Objective.
Check every line of the data below for the string "into", and copy the ones that hold it.

(Dataset records)
* start *

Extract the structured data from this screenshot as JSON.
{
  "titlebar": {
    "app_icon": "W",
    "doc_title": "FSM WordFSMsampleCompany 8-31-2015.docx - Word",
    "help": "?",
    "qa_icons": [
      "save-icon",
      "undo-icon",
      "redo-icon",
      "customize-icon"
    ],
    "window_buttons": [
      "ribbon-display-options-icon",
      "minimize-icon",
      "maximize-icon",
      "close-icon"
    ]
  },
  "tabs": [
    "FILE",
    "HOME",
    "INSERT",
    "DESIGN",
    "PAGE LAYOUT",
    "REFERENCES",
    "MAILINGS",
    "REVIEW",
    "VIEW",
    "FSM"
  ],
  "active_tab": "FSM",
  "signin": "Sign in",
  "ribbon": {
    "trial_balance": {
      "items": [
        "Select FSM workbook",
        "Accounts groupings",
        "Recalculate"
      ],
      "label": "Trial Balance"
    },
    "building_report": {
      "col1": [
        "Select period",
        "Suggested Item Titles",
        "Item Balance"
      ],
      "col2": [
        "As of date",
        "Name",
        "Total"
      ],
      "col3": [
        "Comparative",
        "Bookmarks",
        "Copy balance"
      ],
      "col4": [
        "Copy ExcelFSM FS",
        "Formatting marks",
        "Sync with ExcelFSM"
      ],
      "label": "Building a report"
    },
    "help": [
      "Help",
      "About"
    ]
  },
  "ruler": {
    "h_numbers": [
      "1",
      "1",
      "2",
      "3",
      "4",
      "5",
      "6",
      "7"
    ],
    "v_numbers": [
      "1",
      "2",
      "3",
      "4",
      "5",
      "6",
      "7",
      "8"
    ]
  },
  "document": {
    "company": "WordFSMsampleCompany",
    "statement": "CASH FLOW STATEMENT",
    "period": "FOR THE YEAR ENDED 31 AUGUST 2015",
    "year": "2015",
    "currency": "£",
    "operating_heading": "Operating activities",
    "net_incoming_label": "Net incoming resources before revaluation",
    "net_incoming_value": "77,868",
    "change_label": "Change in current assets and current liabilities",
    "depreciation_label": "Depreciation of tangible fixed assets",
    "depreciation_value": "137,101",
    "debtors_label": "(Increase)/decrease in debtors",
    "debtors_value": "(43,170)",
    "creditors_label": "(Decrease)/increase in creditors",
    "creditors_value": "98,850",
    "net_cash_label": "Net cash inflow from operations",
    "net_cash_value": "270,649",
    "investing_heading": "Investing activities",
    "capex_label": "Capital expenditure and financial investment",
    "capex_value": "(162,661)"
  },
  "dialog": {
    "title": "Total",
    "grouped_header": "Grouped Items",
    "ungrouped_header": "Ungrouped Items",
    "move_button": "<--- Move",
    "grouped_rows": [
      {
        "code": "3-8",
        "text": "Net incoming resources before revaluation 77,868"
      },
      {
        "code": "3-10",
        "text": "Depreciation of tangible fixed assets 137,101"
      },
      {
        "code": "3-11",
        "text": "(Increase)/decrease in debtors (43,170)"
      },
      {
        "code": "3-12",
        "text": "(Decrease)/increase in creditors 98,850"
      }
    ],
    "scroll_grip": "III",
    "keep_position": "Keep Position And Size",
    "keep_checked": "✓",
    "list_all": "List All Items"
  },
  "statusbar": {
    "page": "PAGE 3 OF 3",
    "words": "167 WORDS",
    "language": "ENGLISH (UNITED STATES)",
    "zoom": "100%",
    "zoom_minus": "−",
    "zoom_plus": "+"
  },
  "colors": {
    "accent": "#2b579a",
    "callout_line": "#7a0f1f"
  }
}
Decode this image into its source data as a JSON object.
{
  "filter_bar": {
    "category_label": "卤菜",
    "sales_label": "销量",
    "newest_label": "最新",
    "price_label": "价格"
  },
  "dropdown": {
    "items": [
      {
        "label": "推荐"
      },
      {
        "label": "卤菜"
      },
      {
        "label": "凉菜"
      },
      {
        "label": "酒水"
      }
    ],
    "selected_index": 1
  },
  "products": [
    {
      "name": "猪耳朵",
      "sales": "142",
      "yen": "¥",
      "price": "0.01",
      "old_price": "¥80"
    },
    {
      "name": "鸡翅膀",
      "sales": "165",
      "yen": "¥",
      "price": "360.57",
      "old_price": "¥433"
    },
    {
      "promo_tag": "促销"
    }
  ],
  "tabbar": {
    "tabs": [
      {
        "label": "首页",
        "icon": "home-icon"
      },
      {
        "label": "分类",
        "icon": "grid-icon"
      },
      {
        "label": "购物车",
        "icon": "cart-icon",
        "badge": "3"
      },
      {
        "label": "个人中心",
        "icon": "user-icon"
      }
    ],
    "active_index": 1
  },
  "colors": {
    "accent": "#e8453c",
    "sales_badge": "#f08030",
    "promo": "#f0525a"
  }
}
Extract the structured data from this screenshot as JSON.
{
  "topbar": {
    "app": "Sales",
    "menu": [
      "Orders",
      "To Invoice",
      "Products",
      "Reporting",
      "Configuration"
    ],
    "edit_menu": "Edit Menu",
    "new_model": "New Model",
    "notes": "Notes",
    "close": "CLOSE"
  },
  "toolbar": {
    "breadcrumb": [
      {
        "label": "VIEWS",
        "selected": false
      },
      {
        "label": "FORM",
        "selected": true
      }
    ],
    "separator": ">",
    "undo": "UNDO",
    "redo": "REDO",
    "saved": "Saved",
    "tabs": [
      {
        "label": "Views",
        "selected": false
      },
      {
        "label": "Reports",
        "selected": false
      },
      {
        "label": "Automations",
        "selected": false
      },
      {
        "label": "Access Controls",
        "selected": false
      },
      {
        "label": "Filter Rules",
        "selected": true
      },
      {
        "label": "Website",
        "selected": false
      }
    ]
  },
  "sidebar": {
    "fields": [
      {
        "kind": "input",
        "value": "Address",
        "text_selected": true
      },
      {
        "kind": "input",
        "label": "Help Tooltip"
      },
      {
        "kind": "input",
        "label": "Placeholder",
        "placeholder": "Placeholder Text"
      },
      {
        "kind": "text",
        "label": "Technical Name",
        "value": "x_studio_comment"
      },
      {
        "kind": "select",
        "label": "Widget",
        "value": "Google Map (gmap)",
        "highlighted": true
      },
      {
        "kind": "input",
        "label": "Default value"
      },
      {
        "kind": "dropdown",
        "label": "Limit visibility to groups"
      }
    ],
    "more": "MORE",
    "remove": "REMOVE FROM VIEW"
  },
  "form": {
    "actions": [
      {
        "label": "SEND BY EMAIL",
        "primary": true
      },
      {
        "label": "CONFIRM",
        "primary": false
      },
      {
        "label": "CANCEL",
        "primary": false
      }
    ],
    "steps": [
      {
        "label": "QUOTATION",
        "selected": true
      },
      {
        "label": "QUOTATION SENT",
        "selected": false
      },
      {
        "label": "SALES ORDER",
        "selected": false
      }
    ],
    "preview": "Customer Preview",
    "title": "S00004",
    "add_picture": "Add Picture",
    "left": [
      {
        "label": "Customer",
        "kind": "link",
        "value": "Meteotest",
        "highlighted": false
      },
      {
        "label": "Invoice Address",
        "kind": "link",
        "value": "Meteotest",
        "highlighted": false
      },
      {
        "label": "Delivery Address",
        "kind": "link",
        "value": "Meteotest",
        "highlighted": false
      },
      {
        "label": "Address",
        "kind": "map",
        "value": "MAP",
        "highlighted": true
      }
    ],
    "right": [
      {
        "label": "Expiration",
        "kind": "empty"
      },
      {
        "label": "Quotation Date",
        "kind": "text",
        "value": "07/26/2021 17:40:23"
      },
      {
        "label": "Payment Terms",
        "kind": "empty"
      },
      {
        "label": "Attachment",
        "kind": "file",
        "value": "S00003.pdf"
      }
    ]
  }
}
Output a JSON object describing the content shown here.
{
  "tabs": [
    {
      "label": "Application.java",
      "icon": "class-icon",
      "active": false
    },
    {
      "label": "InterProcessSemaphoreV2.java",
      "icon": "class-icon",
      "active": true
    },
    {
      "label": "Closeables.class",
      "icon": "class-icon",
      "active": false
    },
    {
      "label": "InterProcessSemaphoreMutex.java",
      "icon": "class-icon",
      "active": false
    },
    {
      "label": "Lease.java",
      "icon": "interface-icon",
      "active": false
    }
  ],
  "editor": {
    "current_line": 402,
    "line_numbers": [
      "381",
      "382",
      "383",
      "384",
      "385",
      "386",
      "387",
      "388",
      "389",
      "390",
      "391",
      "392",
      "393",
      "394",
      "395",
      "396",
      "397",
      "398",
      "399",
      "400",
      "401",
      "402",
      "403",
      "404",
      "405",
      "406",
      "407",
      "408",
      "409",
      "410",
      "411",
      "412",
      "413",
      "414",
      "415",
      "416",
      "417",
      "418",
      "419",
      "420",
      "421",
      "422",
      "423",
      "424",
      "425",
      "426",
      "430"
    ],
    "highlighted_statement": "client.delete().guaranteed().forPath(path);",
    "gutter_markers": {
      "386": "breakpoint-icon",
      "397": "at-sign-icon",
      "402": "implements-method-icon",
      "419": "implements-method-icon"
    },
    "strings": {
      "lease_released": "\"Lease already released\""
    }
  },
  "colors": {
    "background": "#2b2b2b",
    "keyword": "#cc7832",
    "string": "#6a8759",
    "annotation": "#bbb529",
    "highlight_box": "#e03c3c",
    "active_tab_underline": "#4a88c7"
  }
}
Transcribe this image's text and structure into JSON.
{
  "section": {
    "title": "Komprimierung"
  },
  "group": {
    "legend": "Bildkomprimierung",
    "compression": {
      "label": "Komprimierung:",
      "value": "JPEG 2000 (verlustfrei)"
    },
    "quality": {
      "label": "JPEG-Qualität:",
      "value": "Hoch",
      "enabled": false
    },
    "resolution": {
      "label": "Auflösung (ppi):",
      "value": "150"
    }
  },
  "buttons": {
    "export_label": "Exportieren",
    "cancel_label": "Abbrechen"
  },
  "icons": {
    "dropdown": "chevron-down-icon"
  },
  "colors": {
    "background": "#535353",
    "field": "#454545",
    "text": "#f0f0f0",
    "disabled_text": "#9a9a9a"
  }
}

* end *

Final result.
Decode this image into its source data as a JSON object.
Transcribe this image's text and structure into JSON.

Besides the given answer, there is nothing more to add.